# Provided records start

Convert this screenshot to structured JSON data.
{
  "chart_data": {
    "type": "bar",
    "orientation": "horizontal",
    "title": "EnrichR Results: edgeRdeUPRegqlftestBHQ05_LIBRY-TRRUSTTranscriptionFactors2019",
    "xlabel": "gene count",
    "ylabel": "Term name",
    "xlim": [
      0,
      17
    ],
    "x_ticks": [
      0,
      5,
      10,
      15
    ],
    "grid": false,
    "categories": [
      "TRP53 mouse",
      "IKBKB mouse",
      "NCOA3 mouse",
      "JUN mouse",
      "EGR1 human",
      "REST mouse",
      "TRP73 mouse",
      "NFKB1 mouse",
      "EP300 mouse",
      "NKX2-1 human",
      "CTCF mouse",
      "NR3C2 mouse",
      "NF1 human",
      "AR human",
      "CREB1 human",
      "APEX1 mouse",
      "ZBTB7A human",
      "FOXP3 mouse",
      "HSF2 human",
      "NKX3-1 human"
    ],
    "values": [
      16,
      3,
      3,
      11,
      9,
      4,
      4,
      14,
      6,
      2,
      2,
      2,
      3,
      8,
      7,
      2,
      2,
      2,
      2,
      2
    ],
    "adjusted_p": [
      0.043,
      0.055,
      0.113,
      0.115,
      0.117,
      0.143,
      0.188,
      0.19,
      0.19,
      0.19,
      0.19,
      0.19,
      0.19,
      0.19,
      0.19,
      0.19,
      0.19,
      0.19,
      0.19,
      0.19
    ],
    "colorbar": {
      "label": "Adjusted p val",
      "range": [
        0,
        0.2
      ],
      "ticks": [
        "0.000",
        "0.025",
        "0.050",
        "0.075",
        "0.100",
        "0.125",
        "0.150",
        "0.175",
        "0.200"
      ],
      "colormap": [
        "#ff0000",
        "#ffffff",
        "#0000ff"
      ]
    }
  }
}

# Provided records end

To do: Retype the listing above in full, with no alterations.

Solution:
Convert this screenshot to structured JSON data.
{
  "chart_data": {
    "type": "bar",
    "orientation": "horizontal",
    "title": "EnrichR Results: edgeRdeUPRegqlftestBHQ05_LIBRY-TRRUSTTranscriptionFactors2019",
    "xlabel": "gene count",
    "ylabel": "Term name",
    "xlim": [
      0,
      17
    ],
    "x_ticks": [
      0,
      5,
      10,
      15
    ],
    "grid": false,
    "categories": [
      "TRP53 mouse",
      "IKBKB mouse",
      "NCOA3 mouse",
      "JUN mouse",
      "EGR1 human",
      "REST mouse",
      "TRP73 mouse",
      "NFKB1 mouse",
      "EP300 mouse",
      "NKX2-1 human",
      "CTCF mouse",
      "NR3C2 mouse",
      "NF1 human",
      "AR human",
      "CREB1 human",
      "APEX1 mouse",
      "ZBTB7A human",
      "FOXP3 mouse",
      "HSF2 human",
      "NKX3-1 human"
    ],
    "values": [
      16,
      3,
      3,
      11,
      9,
      4,
      4,
      14,
      6,
      2,
      2,
      2,
      3,
      8,
      7,
      2,
      2,
      2,
      2,
      2
    ],
    "adjusted_p": [
      0.043,
      0.055,
      0.113,
      0.115,
      0.117,
      0.143,
      0.188,
      0.19,
      0.19,
      0.19,
      0.19,
      0.19,
      0.19,
      0.19,
      0.19,
      0.19,
      0.19,
      0.19,
      0.19,
      0.19
    ],
    "colorbar": {
      "label": "Adjusted p val",
      "range": [
        0,
        0.2
      ],
      "ticks": [
        "0.000",
        "0.025",
        "0.050",
        "0.075",
        "0.100",
        "0.125",
        "0.150",
        "0.175",
        "0.200"
      ],
      "colormap": [
        "#ff0000",
        "#ffffff",
        "#0000ff"
      ]
    }
  }
}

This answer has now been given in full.